-- Records for this task start --

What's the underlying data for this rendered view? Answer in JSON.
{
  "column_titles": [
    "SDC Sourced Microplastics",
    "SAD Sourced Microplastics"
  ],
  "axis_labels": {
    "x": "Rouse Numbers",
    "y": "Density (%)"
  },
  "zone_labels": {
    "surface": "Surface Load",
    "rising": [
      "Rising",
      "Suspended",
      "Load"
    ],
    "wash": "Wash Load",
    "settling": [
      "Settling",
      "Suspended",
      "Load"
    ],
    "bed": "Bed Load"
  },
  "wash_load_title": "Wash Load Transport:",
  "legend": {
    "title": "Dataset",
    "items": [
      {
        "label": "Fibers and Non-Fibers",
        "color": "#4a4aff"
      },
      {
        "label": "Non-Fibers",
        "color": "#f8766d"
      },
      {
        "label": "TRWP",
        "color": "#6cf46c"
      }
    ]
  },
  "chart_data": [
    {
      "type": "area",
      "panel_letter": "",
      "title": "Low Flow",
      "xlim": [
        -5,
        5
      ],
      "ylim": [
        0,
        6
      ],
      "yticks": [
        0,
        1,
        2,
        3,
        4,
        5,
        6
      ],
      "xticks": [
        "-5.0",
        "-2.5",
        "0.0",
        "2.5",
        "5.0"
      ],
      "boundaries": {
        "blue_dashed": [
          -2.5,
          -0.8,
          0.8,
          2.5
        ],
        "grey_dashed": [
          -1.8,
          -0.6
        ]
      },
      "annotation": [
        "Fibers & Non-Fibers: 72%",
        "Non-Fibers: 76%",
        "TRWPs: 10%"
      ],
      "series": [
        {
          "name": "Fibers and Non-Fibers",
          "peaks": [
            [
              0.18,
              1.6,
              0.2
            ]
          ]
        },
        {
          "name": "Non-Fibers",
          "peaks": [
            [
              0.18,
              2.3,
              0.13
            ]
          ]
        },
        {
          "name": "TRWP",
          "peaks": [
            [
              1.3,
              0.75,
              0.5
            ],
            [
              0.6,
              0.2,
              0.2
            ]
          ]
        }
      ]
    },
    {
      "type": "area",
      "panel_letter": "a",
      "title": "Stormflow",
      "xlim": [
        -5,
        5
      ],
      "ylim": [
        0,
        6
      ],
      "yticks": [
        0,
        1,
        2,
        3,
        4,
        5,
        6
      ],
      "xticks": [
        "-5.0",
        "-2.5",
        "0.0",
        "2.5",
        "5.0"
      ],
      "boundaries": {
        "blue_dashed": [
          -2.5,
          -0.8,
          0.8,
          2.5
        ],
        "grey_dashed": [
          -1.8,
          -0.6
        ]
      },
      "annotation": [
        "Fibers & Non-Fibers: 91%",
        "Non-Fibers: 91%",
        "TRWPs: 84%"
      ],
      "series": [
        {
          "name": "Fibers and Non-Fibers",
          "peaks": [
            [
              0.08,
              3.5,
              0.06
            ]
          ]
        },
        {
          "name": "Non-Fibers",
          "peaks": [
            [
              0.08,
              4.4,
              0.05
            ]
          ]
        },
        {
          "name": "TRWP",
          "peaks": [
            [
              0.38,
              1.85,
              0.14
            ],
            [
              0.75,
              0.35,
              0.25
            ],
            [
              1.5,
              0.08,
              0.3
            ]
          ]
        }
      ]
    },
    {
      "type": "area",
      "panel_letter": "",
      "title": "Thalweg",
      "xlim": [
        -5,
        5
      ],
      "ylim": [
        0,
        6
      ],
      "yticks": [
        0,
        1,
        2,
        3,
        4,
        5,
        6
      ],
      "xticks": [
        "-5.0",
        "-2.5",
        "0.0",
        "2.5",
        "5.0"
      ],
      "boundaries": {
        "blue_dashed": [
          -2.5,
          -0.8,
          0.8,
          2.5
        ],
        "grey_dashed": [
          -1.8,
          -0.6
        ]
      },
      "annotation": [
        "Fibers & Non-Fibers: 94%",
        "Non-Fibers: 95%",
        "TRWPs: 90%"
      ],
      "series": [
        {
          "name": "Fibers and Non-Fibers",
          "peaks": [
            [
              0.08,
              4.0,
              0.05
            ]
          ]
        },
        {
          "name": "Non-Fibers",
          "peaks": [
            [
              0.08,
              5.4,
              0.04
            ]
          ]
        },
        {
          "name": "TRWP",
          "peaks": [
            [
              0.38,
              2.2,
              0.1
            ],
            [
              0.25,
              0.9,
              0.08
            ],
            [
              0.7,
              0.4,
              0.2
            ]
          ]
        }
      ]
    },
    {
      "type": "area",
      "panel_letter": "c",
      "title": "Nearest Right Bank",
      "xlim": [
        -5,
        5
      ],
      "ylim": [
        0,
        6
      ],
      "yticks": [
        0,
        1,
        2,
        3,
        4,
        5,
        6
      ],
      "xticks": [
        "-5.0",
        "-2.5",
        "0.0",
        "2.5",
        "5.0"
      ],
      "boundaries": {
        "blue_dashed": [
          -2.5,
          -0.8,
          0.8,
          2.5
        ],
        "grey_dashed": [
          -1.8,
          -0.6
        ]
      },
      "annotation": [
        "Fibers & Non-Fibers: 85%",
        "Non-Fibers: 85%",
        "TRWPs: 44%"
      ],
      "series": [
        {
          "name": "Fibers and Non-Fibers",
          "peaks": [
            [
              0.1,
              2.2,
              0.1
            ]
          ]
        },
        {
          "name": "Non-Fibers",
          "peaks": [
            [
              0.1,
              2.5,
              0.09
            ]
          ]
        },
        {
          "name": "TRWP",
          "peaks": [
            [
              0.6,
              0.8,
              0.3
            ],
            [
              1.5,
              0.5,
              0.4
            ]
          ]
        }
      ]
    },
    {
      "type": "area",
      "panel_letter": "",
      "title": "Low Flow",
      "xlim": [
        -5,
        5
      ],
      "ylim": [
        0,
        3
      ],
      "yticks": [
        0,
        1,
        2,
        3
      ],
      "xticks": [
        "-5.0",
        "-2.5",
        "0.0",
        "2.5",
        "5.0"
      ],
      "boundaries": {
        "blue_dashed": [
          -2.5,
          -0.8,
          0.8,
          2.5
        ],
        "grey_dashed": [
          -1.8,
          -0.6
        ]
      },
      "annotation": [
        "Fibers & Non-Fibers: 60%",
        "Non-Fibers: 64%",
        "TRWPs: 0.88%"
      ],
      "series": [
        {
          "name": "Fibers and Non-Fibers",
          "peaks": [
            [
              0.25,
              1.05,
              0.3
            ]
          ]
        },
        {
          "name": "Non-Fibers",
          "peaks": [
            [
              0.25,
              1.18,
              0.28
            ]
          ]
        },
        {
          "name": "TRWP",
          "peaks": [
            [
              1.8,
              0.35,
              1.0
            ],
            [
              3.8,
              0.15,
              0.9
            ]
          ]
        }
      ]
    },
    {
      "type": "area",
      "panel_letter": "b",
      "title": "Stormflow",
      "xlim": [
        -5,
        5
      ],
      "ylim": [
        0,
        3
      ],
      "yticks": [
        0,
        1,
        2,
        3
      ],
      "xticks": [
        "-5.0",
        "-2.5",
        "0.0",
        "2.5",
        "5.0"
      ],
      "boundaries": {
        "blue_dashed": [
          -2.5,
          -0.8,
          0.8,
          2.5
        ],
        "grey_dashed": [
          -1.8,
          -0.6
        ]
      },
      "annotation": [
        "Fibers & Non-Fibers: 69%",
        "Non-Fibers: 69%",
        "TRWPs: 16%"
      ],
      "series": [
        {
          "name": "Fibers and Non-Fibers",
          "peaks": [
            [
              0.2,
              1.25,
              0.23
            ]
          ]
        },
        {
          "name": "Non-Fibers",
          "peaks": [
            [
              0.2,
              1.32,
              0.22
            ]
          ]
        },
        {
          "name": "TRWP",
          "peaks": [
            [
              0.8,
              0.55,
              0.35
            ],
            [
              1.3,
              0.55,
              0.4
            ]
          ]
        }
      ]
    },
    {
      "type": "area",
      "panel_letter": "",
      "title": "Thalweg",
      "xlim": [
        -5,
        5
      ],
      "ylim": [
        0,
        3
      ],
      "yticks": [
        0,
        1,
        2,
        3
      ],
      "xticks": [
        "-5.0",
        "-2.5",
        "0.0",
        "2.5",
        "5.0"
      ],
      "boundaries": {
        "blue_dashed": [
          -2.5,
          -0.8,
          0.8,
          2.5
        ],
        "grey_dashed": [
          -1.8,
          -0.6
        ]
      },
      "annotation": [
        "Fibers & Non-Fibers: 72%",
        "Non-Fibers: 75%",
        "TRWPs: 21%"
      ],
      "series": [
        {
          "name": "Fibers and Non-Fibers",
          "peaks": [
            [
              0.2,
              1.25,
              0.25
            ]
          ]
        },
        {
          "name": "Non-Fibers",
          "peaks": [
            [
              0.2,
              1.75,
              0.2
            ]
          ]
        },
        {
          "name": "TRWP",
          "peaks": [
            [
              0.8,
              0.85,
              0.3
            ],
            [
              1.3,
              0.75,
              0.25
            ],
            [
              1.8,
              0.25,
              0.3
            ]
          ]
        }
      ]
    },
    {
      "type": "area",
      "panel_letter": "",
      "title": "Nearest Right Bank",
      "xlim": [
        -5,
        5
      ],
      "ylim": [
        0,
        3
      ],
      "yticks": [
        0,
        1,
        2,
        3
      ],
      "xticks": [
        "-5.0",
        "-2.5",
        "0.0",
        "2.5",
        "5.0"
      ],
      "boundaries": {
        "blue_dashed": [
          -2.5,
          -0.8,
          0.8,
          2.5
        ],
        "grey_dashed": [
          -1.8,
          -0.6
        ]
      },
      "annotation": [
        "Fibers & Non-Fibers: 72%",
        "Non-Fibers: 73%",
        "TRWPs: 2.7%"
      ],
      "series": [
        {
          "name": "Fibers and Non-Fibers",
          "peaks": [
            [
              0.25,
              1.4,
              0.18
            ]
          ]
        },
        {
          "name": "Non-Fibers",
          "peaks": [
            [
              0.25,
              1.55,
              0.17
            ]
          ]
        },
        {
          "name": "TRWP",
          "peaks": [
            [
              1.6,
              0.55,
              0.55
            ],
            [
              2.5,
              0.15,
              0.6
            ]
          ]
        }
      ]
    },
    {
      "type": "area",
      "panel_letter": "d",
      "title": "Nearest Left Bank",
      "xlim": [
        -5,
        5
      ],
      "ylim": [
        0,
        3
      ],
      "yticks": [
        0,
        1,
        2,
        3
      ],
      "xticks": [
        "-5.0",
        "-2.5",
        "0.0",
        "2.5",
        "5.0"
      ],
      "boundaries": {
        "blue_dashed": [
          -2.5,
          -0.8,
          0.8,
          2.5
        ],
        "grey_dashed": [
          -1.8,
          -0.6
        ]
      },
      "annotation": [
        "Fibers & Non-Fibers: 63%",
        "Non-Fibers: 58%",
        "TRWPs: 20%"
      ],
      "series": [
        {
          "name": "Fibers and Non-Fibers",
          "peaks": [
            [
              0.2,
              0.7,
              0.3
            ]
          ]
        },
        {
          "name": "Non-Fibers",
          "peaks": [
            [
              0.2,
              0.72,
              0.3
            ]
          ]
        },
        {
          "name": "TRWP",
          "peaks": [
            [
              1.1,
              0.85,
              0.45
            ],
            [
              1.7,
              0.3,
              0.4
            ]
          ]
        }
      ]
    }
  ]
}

-- Records for this task end --

### Task goal
Search the entries for the word "color" and copy every line that has it.

### Reply to the task
        "color": "#4a4aff"
        "color": "#f8766d"
        "color": "#6cf46c"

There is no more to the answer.